Description of the task: Leave the pictures out, and retype all of the material exactly as written.

Extracted records:
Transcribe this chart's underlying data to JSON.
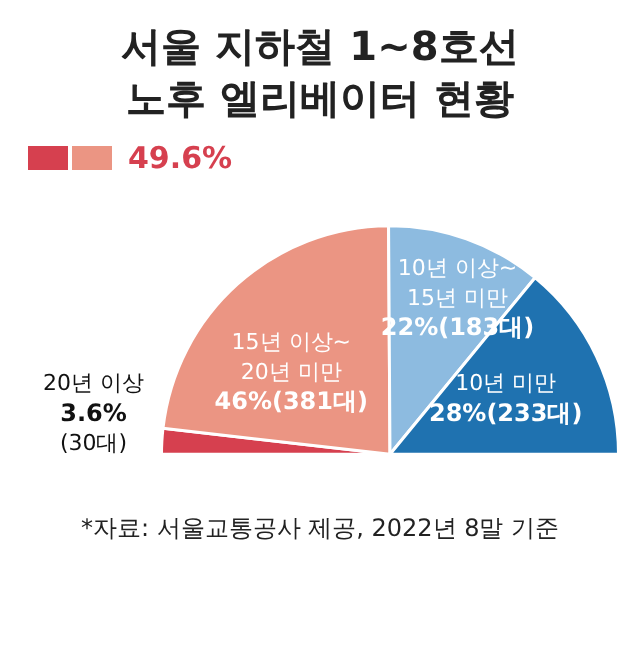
{
  "chart_data": {
    "type": "pie",
    "title": "서울 지하철 1~8호선\n노후 엘리베이터 현황",
    "categories": [
      "20년 이상",
      "15년 이상~\n20년 미만",
      "10년 이상~\n15년 미만",
      "10년 미만"
    ],
    "values": [
      3.6,
      46,
      22,
      28
    ],
    "colors": [
      "#d6404f",
      "#eb9583",
      "#8dbbe0",
      "#1f72b0"
    ],
    "value_labels": [
      "3.6%\n(30대)",
      "46%(381대)",
      "22%(183대)",
      "28%(233대)"
    ],
    "annotations": [
      "49.6%",
      "*자료: 서울교통공사 제공, 2022년 8말 기준"
    ]
  }
}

Right answer:
Transcribe this chart's underlying data to JSON.
{
  "chart_data": {
    "type": "pie",
    "title": "서울 지하철 1~8호선\n노후 엘리베이터 현황",
    "categories": [
      "20년 이상",
      "15년 이상~\n20년 미만",
      "10년 이상~\n15년 미만",
      "10년 미만"
    ],
    "values": [
      3.6,
      46,
      22,
      28
    ],
    "colors": [
      "#d6404f",
      "#eb9583",
      "#8dbbe0",
      "#1f72b0"
    ],
    "value_labels": [
      "3.6%\n(30대)",
      "46%(381대)",
      "22%(183대)",
      "28%(233대)"
    ],
    "annotations": [
      "49.6%",
      "*자료: 서울교통공사 제공, 2022년 8말 기준"
    ]
  }
}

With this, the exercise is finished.